**PROVIDED DATA**
** BEGIN **
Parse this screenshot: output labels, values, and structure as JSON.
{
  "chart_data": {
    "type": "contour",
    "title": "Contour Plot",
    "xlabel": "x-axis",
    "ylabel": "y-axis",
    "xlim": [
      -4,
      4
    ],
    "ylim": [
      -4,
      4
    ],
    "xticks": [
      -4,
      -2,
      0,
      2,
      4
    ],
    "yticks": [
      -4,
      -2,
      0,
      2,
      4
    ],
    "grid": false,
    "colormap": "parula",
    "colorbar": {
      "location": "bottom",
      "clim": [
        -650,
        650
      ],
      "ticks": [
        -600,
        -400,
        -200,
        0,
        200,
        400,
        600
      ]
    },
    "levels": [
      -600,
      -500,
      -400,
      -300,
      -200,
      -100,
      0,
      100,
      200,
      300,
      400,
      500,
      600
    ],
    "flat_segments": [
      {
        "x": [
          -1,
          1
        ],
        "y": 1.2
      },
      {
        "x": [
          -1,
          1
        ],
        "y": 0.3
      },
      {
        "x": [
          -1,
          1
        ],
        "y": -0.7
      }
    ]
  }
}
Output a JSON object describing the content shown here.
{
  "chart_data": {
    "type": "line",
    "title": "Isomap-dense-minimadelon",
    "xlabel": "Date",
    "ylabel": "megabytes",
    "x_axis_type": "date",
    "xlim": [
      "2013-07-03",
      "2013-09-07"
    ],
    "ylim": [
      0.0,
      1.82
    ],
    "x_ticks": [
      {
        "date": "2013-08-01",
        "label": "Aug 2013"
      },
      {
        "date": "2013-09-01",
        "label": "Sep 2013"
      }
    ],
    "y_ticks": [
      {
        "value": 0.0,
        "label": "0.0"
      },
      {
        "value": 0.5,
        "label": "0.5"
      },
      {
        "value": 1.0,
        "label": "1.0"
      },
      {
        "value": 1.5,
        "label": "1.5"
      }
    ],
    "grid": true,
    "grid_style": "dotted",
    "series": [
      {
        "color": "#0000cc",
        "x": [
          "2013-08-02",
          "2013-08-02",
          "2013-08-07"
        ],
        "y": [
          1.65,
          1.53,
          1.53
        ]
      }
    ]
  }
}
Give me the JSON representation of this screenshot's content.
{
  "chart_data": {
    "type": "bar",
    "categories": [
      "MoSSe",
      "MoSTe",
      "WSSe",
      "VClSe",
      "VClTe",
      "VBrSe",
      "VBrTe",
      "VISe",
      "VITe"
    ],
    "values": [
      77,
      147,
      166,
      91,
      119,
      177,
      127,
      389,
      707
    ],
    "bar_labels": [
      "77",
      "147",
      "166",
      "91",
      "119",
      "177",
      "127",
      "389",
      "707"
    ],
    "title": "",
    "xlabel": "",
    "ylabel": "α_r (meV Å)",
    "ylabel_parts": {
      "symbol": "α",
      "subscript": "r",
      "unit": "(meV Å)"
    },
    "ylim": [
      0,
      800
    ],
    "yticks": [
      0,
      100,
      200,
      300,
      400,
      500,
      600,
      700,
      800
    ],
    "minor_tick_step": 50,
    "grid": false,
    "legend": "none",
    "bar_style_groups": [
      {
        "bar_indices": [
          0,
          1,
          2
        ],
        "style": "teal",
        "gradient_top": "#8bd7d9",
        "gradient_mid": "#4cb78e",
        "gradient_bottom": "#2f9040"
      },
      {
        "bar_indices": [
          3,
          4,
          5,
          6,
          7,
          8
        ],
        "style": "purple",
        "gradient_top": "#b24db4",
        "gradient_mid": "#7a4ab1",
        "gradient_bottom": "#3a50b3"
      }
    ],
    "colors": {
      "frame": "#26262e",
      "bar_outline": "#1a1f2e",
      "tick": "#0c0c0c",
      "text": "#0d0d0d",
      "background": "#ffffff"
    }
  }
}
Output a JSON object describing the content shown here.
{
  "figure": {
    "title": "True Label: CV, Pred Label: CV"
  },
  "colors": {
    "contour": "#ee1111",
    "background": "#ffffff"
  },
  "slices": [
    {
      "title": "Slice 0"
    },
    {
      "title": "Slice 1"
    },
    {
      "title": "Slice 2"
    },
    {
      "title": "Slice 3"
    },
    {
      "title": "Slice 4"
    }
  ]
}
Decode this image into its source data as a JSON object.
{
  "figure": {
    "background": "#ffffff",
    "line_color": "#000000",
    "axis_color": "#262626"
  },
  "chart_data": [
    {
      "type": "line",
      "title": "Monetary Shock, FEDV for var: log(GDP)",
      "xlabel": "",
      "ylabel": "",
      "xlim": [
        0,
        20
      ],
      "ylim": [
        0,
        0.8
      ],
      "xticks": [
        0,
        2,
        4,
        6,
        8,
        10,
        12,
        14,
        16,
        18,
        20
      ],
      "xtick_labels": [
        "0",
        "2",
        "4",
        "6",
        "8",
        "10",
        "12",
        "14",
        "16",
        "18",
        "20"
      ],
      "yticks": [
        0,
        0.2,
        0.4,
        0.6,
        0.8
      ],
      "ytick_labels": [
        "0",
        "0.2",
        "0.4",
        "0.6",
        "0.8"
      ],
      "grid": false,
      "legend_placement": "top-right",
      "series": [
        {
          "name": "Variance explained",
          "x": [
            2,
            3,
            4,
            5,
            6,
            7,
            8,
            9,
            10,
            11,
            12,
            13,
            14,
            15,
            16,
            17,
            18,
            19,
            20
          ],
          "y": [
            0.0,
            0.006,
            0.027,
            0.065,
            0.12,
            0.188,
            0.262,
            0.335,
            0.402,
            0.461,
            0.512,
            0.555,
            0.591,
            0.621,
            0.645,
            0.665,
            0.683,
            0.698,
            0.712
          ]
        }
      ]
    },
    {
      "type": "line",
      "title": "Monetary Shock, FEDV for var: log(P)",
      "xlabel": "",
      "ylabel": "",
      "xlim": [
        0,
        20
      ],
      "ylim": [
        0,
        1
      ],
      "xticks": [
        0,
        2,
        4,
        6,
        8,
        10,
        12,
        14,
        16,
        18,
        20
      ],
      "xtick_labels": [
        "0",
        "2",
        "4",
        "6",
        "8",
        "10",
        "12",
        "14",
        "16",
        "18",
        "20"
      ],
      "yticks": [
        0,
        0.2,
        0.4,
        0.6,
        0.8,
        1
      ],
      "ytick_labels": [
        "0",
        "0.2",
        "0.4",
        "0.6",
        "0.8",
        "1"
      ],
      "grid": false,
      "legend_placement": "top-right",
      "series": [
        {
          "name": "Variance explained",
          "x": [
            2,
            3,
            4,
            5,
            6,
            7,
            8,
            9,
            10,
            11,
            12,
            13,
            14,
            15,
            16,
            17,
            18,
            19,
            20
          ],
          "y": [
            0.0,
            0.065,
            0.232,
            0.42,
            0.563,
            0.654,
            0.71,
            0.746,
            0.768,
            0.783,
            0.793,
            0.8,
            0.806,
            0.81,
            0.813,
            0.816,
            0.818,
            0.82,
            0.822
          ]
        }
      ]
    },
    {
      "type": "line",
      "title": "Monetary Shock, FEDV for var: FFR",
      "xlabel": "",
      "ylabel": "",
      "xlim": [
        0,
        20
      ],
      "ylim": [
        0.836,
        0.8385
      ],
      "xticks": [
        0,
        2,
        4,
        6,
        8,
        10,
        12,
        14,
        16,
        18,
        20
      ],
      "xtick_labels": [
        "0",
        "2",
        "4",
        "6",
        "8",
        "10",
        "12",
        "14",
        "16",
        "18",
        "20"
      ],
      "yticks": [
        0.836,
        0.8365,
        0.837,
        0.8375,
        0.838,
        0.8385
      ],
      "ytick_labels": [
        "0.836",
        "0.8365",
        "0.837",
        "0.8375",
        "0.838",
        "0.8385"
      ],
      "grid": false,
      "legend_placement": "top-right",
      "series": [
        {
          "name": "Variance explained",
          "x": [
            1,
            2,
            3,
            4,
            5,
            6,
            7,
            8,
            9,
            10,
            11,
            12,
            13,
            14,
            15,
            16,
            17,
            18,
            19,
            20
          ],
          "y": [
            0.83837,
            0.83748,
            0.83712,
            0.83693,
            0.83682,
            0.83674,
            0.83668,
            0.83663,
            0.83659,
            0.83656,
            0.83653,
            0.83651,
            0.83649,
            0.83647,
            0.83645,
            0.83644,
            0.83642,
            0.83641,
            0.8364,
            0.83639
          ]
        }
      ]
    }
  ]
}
** END **
**EXERCISE AIM**
Gather each line from the entries above that includes the word "Monetary".

**FULL OUTPUT**
      "title": "Monetary Shock, FEDV for var: log(GDP)",
      "title": "Monetary Shock, FEDV for var: log(P)",
      "title": "Monetary Shock, FEDV for var: FFR",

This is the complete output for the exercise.